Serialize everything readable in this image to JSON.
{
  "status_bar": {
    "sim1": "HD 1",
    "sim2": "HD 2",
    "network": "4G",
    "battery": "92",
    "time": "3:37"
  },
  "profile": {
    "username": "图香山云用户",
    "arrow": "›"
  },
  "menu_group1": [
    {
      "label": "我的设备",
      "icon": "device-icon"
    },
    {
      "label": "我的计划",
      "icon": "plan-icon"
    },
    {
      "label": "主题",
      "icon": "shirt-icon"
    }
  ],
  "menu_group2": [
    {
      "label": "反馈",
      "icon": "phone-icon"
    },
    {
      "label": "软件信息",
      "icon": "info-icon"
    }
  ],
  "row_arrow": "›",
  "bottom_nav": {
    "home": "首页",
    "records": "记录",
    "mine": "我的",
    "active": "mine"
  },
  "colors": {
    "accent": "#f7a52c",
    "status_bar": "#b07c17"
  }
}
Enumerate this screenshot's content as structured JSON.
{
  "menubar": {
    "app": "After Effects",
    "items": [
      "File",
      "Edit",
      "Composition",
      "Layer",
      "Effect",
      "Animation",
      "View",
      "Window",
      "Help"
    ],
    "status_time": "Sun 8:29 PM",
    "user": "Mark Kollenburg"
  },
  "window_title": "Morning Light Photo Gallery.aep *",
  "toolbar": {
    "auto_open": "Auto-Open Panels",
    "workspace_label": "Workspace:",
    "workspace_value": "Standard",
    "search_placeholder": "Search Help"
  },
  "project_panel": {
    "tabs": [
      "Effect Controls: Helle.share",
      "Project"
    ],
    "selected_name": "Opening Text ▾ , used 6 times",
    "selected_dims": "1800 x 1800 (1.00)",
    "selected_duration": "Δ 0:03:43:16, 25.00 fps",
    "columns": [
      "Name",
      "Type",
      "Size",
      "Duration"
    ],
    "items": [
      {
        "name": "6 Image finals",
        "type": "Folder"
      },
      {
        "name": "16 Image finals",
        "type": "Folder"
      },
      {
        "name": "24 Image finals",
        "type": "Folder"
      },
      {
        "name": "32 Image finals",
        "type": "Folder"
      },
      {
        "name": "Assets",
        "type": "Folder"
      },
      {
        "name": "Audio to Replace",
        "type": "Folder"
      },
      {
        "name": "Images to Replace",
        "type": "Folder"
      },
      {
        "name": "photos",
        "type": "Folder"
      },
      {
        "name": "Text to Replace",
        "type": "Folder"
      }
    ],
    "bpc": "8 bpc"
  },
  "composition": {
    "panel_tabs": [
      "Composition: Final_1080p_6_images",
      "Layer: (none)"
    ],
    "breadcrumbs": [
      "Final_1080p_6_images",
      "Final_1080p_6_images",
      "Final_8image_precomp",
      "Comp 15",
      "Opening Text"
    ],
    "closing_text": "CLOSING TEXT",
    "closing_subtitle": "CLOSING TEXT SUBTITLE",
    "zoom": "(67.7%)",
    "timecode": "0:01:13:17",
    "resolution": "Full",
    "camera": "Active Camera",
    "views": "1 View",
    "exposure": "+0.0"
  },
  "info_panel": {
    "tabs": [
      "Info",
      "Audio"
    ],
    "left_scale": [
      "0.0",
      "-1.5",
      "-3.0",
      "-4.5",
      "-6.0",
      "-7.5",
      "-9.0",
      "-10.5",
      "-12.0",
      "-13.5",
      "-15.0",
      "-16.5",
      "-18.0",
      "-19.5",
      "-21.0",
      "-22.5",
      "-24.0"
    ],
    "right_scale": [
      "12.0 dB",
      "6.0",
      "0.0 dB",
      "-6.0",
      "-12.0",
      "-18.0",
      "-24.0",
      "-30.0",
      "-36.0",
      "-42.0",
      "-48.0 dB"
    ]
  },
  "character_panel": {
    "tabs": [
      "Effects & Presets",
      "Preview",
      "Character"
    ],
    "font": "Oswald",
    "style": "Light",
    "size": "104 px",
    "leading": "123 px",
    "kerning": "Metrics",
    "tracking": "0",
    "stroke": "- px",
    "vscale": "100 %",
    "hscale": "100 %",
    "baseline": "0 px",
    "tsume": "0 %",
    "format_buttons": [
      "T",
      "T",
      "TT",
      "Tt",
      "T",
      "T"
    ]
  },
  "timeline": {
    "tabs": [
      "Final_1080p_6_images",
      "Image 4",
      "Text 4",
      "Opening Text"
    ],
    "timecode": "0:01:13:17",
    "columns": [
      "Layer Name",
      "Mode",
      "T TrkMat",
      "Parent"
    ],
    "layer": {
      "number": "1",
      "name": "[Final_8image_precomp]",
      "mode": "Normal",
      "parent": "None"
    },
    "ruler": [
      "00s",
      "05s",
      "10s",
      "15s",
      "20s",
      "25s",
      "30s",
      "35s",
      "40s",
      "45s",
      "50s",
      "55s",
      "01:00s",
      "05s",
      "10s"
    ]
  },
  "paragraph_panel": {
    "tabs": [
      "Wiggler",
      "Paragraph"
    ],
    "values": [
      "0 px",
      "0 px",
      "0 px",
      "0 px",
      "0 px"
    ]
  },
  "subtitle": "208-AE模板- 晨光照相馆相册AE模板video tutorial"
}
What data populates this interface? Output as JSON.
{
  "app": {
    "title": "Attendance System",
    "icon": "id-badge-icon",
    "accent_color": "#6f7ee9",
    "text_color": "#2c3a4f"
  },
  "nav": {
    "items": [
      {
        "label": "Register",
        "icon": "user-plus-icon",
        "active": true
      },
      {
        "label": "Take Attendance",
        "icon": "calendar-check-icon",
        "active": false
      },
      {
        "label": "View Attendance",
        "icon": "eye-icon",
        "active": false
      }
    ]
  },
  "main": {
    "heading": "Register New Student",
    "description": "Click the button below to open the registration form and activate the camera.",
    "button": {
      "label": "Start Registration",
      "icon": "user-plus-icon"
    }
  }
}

(Problem) Transcribe every entry word for word.

(Expected answer)
Serialize everything readable in this image to JSON.
{
  "status_bar": {
    "sim1": "HD 1",
    "sim2": "HD 2",
    "network": "4G",
    "battery": "92",
    "time": "3:37"
  },
  "profile": {
    "username": "图香山云用户",
    "arrow": "›"
  },
  "menu_group1": [
    {
      "label": "我的设备",
      "icon": "device-icon"
    },
    {
      "label": "我的计划",
      "icon": "plan-icon"
    },
    {
      "label": "主题",
      "icon": "shirt-icon"
    }
  ],
  "menu_group2": [
    {
      "label": "反馈",
      "icon": "phone-icon"
    },
    {
      "label": "软件信息",
      "icon": "info-icon"
    }
  ],
  "row_arrow": "›",
  "bottom_nav": {
    "home": "首页",
    "records": "记录",
    "mine": "我的",
    "active": "mine"
  },
  "colors": {
    "accent": "#f7a52c",
    "status_bar": "#b07c17"
  }
}
Enumerate this screenshot's content as structured JSON.
{
  "menubar": {
    "app": "After Effects",
    "items": [
      "File",
      "Edit",
      "Composition",
      "Layer",
      "Effect",
      "Animation",
      "View",
      "Window",
      "Help"
    ],
    "status_time": "Sun 8:29 PM",
    "user": "Mark Kollenburg"
  },
  "window_title": "Morning Light Photo Gallery.aep *",
  "toolbar": {
    "auto_open": "Auto-Open Panels",
    "workspace_label": "Workspace:",
    "workspace_value": "Standard",
    "search_placeholder": "Search Help"
  },
  "project_panel": {
    "tabs": [
      "Effect Controls: Helle.share",
      "Project"
    ],
    "selected_name": "Opening Text ▾ , used 6 times",
    "selected_dims": "1800 x 1800 (1.00)",
    "selected_duration": "Δ 0:03:43:16, 25.00 fps",
    "columns": [
      "Name",
      "Type",
      "Size",
      "Duration"
    ],
    "items": [
      {
        "name": "6 Image finals",
        "type": "Folder"
      },
      {
        "name": "16 Image finals",
        "type": "Folder"
      },
      {
        "name": "24 Image finals",
        "type": "Folder"
      },
      {
        "name": "32 Image finals",
        "type": "Folder"
      },
      {
        "name": "Assets",
        "type": "Folder"
      },
      {
        "name": "Audio to Replace",
        "type": "Folder"
      },
      {
        "name": "Images to Replace",
        "type": "Folder"
      },
      {
        "name": "photos",
        "type": "Folder"
      },
      {
        "name": "Text to Replace",
        "type": "Folder"
      }
    ],
    "bpc": "8 bpc"
  },
  "composition": {
    "panel_tabs": [
      "Composition: Final_1080p_6_images",
      "Layer: (none)"
    ],
    "breadcrumbs": [
      "Final_1080p_6_images",
      "Final_1080p_6_images",
      "Final_8image_precomp",
      "Comp 15",
      "Opening Text"
    ],
    "closing_text": "CLOSING TEXT",
    "closing_subtitle": "CLOSING TEXT SUBTITLE",
    "zoom": "(67.7%)",
    "timecode": "0:01:13:17",
    "resolution": "Full",
    "camera": "Active Camera",
    "views": "1 View",
    "exposure": "+0.0"
  },
  "info_panel": {
    "tabs": [
      "Info",
      "Audio"
    ],
    "left_scale": [
      "0.0",
      "-1.5",
      "-3.0",
      "-4.5",
      "-6.0",
      "-7.5",
      "-9.0",
      "-10.5",
      "-12.0",
      "-13.5",
      "-15.0",
      "-16.5",
      "-18.0",
      "-19.5",
      "-21.0",
      "-22.5",
      "-24.0"
    ],
    "right_scale": [
      "12.0 dB",
      "6.0",
      "0.0 dB",
      "-6.0",
      "-12.0",
      "-18.0",
      "-24.0",
      "-30.0",
      "-36.0",
      "-42.0",
      "-48.0 dB"
    ]
  },
  "character_panel": {
    "tabs": [
      "Effects & Presets",
      "Preview",
      "Character"
    ],
    "font": "Oswald",
    "style": "Light",
    "size": "104 px",
    "leading": "123 px",
    "kerning": "Metrics",
    "tracking": "0",
    "stroke": "- px",
    "vscale": "100 %",
    "hscale": "100 %",
    "baseline": "0 px",
    "tsume": "0 %",
    "format_buttons": [
      "T",
      "T",
      "TT",
      "Tt",
      "T",
      "T"
    ]
  },
  "timeline": {
    "tabs": [
      "Final_1080p_6_images",
      "Image 4",
      "Text 4",
      "Opening Text"
    ],
    "timecode": "0:01:13:17",
    "columns": [
      "Layer Name",
      "Mode",
      "T TrkMat",
      "Parent"
    ],
    "layer": {
      "number": "1",
      "name": "[Final_8image_precomp]",
      "mode": "Normal",
      "parent": "None"
    },
    "ruler": [
      "00s",
      "05s",
      "10s",
      "15s",
      "20s",
      "25s",
      "30s",
      "35s",
      "40s",
      "45s",
      "50s",
      "55s",
      "01:00s",
      "05s",
      "10s"
    ]
  },
  "paragraph_panel": {
    "tabs": [
      "Wiggler",
      "Paragraph"
    ],
    "values": [
      "0 px",
      "0 px",
      "0 px",
      "0 px",
      "0 px"
    ]
  },
  "subtitle": "208-AE模板- 晨光照相馆相册AE模板video tutorial"
}
What data populates this interface? Output as JSON.
{
  "app": {
    "title": "Attendance System",
    "icon": "id-badge-icon",
    "accent_color": "#6f7ee9",
    "text_color": "#2c3a4f"
  },
  "nav": {
    "items": [
      {
        "label": "Register",
        "icon": "user-plus-icon",
        "active": true
      },
      {
        "label": "Take Attendance",
        "icon": "calendar-check-icon",
        "active": false
      },
      {
        "label": "View Attendance",
        "icon": "eye-icon",
        "active": false
      }
    ]
  },
  "main": {
    "heading": "Register New Student",
    "description": "Click the button below to open the registration form and activate the camera.",
    "button": {
      "label": "Start Registration",
      "icon": "user-plus-icon"
    }
  }
}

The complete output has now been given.